▸ Task requirements:
Can you reproduce the material below line for line, without changing a single character?

▸ Material for the task:
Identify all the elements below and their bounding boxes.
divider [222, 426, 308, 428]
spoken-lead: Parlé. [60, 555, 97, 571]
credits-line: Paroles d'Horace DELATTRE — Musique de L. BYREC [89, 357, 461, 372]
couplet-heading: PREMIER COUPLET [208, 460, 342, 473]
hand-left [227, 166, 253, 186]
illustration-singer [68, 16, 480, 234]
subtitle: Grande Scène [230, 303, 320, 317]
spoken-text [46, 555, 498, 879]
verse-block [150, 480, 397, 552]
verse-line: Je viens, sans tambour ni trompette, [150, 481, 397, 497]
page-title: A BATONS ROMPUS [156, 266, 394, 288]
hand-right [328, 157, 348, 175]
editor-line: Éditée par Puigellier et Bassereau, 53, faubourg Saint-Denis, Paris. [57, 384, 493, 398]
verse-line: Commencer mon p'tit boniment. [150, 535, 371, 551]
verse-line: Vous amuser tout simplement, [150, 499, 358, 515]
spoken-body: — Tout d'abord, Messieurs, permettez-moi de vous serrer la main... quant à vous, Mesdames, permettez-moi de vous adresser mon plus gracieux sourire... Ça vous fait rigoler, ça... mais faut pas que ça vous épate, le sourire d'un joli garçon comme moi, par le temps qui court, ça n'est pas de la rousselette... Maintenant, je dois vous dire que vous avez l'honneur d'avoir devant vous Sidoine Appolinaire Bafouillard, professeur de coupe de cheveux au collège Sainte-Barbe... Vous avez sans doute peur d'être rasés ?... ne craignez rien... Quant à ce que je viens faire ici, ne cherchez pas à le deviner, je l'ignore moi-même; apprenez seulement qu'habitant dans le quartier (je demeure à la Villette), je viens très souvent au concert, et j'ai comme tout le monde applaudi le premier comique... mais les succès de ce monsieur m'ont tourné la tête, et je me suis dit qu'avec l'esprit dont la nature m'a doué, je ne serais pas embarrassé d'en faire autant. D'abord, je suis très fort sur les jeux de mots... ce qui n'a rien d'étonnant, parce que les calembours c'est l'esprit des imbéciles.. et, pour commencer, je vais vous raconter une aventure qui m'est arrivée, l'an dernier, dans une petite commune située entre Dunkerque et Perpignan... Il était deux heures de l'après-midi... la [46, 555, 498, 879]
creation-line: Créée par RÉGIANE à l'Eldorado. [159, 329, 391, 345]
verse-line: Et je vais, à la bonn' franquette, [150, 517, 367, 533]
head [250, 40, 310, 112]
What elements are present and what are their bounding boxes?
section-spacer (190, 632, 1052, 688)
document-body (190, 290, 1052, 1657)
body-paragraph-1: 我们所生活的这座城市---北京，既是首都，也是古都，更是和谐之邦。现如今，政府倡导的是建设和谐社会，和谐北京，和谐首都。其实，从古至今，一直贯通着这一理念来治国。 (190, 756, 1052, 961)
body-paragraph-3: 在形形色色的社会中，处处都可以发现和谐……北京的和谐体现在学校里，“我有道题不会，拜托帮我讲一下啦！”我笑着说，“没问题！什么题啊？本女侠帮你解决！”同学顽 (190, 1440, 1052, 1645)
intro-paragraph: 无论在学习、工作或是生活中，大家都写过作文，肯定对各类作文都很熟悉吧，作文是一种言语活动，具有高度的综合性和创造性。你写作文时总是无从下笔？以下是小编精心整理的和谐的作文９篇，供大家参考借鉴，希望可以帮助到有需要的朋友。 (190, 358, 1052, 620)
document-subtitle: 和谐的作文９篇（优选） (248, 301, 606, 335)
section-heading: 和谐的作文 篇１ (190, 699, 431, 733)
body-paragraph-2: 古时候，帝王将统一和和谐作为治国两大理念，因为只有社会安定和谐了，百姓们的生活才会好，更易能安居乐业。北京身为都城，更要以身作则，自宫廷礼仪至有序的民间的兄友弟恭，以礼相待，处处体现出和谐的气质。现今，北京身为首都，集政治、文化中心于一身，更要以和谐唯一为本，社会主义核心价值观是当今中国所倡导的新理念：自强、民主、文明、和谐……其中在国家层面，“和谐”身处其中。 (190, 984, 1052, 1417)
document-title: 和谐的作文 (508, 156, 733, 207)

▸ Answer for this exercise:
Identify all the elements below and their bounding boxes.
divider [222, 426, 308, 428]
spoken-lead: Parlé. [60, 555, 97, 571]
credits-line: Paroles d'Horace DELATTRE — Musique de L. BYREC [89, 357, 461, 372]
couplet-heading: PREMIER COUPLET [208, 460, 342, 473]
hand-left [227, 166, 253, 186]
illustration-singer [68, 16, 480, 234]
subtitle: Grande Scène [230, 303, 320, 317]
spoken-text [46, 555, 498, 879]
verse-block [150, 480, 397, 552]
verse-line: Je viens, sans tambour ni trompette, [150, 481, 397, 497]
page-title: A BATONS ROMPUS [156, 266, 394, 288]
hand-right [328, 157, 348, 175]
editor-line: Éditée par Puigellier et Bassereau, 53, faubourg Saint-Denis, Paris. [57, 384, 493, 398]
verse-line: Commencer mon p'tit boniment. [150, 535, 371, 551]
verse-line: Vous amuser tout simplement, [150, 499, 358, 515]
spoken-body: — Tout d'abord, Messieurs, permettez-moi de vous serrer la main... quant à vous, Mesdames, permettez-moi de vous adresser mon plus gracieux sourire... Ça vous fait rigoler, ça... mais faut pas que ça vous épate, le sourire d'un joli garçon comme moi, par le temps qui court, ça n'est pas de la rousselette... Maintenant, je dois vous dire que vous avez l'honneur d'avoir devant vous Sidoine Appolinaire Bafouillard, professeur de coupe de cheveux au collège Sainte-Barbe... Vous avez sans doute peur d'être rasés ?... ne craignez rien... Quant à ce que je viens faire ici, ne cherchez pas à le deviner, je l'ignore moi-même; apprenez seulement qu'habitant dans le quartier (je demeure à la Villette), je viens très souvent au concert, et j'ai comme tout le monde applaudi le premier comique... mais les succès de ce monsieur m'ont tourné la tête, et je me suis dit qu'avec l'esprit dont la nature m'a doué, je ne serais pas embarrassé d'en faire autant. D'abord, je suis très fort sur les jeux de mots... ce qui n'a rien d'étonnant, parce que les calembours c'est l'esprit des imbéciles.. et, pour commencer, je vais vous raconter une aventure qui m'est arrivée, l'an dernier, dans une petite commune située entre Dunkerque et Perpignan... Il était deux heures de l'après-midi... la [46, 555, 498, 879]
creation-line: Créée par RÉGIANE à l'Eldorado. [159, 329, 391, 345]
verse-line: Et je vais, à la bonn' franquette, [150, 517, 367, 533]
head [250, 40, 310, 112]
What elements are present and what are their bounding boxes?
section-spacer (190, 632, 1052, 688)
document-body (190, 290, 1052, 1657)
body-paragraph-1: 我们所生活的这座城市---北京，既是首都，也是古都，更是和谐之邦。现如今，政府倡导的是建设和谐社会，和谐北京，和谐首都。其实，从古至今，一直贯通着这一理念来治国。 (190, 756, 1052, 961)
body-paragraph-3: 在形形色色的社会中，处处都可以发现和谐……北京的和谐体现在学校里，“我有道题不会，拜托帮我讲一下啦！”我笑着说，“没问题！什么题啊？本女侠帮你解决！”同学顽 (190, 1440, 1052, 1645)
intro-paragraph: 无论在学习、工作或是生活中，大家都写过作文，肯定对各类作文都很熟悉吧，作文是一种言语活动，具有高度的综合性和创造性。你写作文时总是无从下笔？以下是小编精心整理的和谐的作文９篇，供大家参考借鉴，希望可以帮助到有需要的朋友。 (190, 358, 1052, 620)
document-subtitle: 和谐的作文９篇（优选） (248, 301, 606, 335)
section-heading: 和谐的作文 篇１ (190, 699, 431, 733)
body-paragraph-2: 古时候，帝王将统一和和谐作为治国两大理念，因为只有社会安定和谐了，百姓们的生活才会好，更易能安居乐业。北京身为都城，更要以身作则，自宫廷礼仪至有序的民间的兄友弟恭，以礼相待，处处体现出和谐的气质。现今，北京身为首都，集政治、文化中心于一身，更要以和谐唯一为本，社会主义核心价值观是当今中国所倡导的新理念：自强、民主、文明、和谐……其中在国家层面，“和谐”身处其中。 (190, 984, 1052, 1417)
document-title: 和谐的作文 (508, 156, 733, 207)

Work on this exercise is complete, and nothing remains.